Problem requirements: Copy out all of the material exactly as presented.

Records provided:
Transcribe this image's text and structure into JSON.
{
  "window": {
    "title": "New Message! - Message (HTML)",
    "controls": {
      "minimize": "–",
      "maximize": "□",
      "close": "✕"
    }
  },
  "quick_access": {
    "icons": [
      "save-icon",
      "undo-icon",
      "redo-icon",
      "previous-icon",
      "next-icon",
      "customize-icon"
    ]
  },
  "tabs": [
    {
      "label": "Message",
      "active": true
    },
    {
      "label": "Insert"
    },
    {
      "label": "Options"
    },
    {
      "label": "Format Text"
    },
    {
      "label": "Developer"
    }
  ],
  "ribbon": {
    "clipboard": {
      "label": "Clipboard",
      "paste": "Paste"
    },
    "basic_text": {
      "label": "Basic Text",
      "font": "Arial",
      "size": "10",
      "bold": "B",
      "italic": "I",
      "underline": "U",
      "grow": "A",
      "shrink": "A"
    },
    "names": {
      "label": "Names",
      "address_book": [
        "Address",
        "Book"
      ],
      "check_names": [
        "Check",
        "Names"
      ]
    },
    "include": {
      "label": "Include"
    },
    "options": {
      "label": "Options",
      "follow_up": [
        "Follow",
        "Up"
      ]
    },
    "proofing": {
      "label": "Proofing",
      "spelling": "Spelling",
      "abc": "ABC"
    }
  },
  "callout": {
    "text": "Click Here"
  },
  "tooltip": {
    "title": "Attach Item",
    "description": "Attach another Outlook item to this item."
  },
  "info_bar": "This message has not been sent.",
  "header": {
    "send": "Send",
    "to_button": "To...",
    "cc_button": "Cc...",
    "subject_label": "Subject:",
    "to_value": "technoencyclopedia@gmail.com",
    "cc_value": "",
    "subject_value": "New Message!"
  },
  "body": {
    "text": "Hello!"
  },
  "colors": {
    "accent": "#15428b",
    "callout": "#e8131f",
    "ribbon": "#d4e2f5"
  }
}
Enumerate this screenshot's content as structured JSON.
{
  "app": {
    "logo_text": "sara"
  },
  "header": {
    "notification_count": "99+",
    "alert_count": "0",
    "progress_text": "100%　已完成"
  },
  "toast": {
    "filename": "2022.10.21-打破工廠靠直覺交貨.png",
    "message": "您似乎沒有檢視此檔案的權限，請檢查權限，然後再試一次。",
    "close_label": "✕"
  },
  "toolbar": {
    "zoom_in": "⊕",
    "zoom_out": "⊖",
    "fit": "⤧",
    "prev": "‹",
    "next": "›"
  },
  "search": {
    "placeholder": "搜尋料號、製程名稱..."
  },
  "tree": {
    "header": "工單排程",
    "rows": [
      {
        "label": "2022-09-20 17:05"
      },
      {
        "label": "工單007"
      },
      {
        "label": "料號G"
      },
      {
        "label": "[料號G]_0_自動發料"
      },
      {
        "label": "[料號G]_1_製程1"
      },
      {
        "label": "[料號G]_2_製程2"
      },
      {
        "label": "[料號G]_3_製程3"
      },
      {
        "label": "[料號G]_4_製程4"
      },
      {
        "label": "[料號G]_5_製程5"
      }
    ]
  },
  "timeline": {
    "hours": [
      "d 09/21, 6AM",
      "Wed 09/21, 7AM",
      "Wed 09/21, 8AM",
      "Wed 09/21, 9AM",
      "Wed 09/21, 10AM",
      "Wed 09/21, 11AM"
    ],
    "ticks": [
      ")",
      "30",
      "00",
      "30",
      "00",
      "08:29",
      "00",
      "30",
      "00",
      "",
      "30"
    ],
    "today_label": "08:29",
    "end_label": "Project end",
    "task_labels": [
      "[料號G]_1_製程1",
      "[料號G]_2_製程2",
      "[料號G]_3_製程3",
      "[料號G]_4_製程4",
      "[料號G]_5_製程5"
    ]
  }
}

Written response:
Transcribe this image's text and structure into JSON.
{
  "window": {
    "title": "New Message! - Message (HTML)",
    "controls": {
      "minimize": "–",
      "maximize": "□",
      "close": "✕"
    }
  },
  "quick_access": {
    "icons": [
      "save-icon",
      "undo-icon",
      "redo-icon",
      "previous-icon",
      "next-icon",
      "customize-icon"
    ]
  },
  "tabs": [
    {
      "label": "Message",
      "active": true
    },
    {
      "label": "Insert"
    },
    {
      "label": "Options"
    },
    {
      "label": "Format Text"
    },
    {
      "label": "Developer"
    }
  ],
  "ribbon": {
    "clipboard": {
      "label": "Clipboard",
      "paste": "Paste"
    },
    "basic_text": {
      "label": "Basic Text",
      "font": "Arial",
      "size": "10",
      "bold": "B",
      "italic": "I",
      "underline": "U",
      "grow": "A",
      "shrink": "A"
    },
    "names": {
      "label": "Names",
      "address_book": [
        "Address",
        "Book"
      ],
      "check_names": [
        "Check",
        "Names"
      ]
    },
    "include": {
      "label": "Include"
    },
    "options": {
      "label": "Options",
      "follow_up": [
        "Follow",
        "Up"
      ]
    },
    "proofing": {
      "label": "Proofing",
      "spelling": "Spelling",
      "abc": "ABC"
    }
  },
  "callout": {
    "text": "Click Here"
  },
  "tooltip": {
    "title": "Attach Item",
    "description": "Attach another Outlook item to this item."
  },
  "info_bar": "This message has not been sent.",
  "header": {
    "send": "Send",
    "to_button": "To...",
    "cc_button": "Cc...",
    "subject_label": "Subject:",
    "to_value": "technoencyclopedia@gmail.com",
    "cc_value": "",
    "subject_value": "New Message!"
  },
  "body": {
    "text": "Hello!"
  },
  "colors": {
    "accent": "#15428b",
    "callout": "#e8131f",
    "ribbon": "#d4e2f5"
  }
}
Enumerate this screenshot's content as structured JSON.
{
  "app": {
    "logo_text": "sara"
  },
  "header": {
    "notification_count": "99+",
    "alert_count": "0",
    "progress_text": "100%　已完成"
  },
  "toast": {
    "filename": "2022.10.21-打破工廠靠直覺交貨.png",
    "message": "您似乎沒有檢視此檔案的權限，請檢查權限，然後再試一次。",
    "close_label": "✕"
  },
  "toolbar": {
    "zoom_in": "⊕",
    "zoom_out": "⊖",
    "fit": "⤧",
    "prev": "‹",
    "next": "›"
  },
  "search": {
    "placeholder": "搜尋料號、製程名稱..."
  },
  "tree": {
    "header": "工單排程",
    "rows": [
      {
        "label": "2022-09-20 17:05"
      },
      {
        "label": "工單007"
      },
      {
        "label": "料號G"
      },
      {
        "label": "[料號G]_0_自動發料"
      },
      {
        "label": "[料號G]_1_製程1"
      },
      {
        "label": "[料號G]_2_製程2"
      },
      {
        "label": "[料號G]_3_製程3"
      },
      {
        "label": "[料號G]_4_製程4"
      },
      {
        "label": "[料號G]_5_製程5"
      }
    ]
  },
  "timeline": {
    "hours": [
      "d 09/21, 6AM",
      "Wed 09/21, 7AM",
      "Wed 09/21, 8AM",
      "Wed 09/21, 9AM",
      "Wed 09/21, 10AM",
      "Wed 09/21, 11AM"
    ],
    "ticks": [
      ")",
      "30",
      "00",
      "30",
      "00",
      "08:29",
      "00",
      "30",
      "00",
      "",
      "30"
    ],
    "today_label": "08:29",
    "end_label": "Project end",
    "task_labels": [
      "[料號G]_1_製程1",
      "[料號G]_2_製程2",
      "[料號G]_3_製程3",
      "[料號G]_4_製程4",
      "[料號G]_5_製程5"
    ]
  }
}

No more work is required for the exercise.